**EXERCISE AIM**
Count every line that has "UNIVERSAL" in it and give the total, nothing more.

Data records
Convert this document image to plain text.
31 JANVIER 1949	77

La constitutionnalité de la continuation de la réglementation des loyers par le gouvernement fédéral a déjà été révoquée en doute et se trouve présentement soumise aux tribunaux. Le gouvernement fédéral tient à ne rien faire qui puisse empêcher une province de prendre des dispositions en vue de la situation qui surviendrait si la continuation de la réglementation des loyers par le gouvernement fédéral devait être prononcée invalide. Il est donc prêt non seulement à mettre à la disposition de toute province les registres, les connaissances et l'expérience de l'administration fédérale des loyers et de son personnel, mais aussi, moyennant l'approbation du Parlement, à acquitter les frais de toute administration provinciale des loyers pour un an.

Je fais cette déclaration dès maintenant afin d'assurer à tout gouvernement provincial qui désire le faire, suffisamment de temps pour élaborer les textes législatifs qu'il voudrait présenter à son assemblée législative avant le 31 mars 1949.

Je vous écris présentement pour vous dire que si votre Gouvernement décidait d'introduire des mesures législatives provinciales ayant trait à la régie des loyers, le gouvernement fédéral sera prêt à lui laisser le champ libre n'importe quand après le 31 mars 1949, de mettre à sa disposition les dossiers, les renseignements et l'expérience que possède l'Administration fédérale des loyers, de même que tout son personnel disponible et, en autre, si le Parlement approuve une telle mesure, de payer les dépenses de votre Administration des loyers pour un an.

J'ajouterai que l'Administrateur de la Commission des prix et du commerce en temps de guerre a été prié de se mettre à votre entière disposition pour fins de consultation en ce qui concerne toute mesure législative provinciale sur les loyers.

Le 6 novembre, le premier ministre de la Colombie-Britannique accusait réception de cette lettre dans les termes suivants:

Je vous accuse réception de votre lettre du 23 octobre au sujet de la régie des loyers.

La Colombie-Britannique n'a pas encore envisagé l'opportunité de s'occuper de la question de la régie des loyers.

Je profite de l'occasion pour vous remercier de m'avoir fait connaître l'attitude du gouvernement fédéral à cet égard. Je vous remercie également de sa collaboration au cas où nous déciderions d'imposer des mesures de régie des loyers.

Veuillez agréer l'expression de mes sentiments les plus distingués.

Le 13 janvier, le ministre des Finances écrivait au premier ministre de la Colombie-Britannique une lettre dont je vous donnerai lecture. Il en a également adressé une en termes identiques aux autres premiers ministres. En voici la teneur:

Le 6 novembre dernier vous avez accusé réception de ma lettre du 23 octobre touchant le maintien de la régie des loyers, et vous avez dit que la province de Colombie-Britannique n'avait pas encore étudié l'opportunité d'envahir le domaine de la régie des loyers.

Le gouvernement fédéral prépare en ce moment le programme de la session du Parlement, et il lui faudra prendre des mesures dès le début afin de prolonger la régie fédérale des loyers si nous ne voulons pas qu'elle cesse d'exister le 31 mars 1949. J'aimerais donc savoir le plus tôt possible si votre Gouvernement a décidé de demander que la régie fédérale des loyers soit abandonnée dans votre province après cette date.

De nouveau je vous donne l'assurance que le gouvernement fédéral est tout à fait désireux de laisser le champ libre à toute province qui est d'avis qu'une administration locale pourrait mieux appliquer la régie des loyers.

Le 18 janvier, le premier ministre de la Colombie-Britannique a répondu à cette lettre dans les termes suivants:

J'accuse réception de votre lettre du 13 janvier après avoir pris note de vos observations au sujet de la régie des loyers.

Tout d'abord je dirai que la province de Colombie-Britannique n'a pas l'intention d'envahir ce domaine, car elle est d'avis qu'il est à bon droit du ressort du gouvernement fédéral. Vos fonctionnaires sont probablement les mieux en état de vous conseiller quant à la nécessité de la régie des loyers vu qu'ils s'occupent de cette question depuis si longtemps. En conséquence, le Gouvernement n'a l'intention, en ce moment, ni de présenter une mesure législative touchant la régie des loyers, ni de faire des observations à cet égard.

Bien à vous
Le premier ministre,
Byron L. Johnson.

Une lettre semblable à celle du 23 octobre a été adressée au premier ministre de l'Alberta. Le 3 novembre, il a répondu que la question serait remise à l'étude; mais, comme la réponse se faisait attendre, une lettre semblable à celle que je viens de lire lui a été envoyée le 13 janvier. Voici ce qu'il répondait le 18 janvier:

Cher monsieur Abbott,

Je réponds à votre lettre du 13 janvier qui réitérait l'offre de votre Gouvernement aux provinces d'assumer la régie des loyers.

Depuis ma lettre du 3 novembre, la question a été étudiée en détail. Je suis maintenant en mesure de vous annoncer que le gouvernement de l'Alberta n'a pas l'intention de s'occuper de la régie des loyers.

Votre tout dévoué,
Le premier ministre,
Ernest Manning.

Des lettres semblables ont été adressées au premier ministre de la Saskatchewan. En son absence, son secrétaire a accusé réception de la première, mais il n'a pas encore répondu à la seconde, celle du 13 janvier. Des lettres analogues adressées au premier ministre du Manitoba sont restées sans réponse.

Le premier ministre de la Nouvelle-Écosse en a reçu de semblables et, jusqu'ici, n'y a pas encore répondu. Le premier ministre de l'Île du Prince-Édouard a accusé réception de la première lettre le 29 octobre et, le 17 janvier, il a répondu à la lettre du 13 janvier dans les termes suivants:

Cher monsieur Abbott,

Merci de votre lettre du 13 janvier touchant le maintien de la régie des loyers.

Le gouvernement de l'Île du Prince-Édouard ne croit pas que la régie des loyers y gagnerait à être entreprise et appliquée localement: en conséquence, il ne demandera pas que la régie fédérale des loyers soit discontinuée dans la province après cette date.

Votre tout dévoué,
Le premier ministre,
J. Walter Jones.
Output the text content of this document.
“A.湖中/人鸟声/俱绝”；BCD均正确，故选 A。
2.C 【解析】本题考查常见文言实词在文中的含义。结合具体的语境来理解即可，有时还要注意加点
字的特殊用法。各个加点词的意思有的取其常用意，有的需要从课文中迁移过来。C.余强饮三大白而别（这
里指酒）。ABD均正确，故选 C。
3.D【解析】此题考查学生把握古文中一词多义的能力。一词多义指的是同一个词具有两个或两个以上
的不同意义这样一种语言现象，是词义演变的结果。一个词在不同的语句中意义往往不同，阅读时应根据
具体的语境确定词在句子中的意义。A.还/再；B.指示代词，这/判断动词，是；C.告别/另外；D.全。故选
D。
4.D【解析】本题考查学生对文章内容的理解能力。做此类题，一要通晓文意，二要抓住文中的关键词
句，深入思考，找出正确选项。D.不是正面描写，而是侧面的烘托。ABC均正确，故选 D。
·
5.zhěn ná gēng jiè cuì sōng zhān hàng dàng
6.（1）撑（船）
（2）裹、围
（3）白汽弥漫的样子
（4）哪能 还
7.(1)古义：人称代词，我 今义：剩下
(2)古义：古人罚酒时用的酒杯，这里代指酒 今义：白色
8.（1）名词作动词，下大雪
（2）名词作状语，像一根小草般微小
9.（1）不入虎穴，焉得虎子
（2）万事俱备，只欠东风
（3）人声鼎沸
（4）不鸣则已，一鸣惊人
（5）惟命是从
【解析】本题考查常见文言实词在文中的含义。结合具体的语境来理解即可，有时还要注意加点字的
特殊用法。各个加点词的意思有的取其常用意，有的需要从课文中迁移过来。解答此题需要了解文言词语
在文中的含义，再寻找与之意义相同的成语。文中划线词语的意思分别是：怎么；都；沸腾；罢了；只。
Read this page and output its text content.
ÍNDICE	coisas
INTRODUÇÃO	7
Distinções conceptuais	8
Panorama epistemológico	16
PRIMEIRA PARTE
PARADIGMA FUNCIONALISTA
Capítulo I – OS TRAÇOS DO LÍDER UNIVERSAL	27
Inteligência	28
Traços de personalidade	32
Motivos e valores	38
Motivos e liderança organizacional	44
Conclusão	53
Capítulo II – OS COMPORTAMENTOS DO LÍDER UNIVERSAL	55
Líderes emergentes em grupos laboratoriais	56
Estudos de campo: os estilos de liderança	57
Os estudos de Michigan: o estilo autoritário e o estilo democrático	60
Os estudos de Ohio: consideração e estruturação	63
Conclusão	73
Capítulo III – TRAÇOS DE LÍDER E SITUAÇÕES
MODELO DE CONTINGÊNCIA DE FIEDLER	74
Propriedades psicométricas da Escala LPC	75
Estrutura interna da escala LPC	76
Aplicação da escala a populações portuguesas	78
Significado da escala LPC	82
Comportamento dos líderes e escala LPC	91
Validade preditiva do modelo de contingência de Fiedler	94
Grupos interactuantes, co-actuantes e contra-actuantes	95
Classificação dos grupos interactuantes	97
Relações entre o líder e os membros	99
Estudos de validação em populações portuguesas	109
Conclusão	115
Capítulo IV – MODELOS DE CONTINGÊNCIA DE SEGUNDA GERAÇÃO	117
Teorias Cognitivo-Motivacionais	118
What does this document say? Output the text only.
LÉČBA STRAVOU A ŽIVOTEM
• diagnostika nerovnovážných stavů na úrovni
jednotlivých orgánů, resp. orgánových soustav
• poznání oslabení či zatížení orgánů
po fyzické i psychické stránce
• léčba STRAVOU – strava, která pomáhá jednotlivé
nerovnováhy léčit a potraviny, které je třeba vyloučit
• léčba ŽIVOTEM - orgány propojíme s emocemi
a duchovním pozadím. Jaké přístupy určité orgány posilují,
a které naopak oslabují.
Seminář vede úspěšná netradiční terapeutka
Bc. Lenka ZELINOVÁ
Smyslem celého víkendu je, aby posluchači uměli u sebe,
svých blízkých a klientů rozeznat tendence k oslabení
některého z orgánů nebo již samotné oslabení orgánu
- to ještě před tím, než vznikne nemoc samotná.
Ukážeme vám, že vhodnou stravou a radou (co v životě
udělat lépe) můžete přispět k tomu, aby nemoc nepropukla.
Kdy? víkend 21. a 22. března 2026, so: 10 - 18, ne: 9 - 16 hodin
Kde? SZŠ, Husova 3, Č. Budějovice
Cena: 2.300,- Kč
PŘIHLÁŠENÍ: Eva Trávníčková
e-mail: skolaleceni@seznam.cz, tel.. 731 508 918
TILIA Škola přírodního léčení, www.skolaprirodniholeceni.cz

**TASK SOLUTION**
2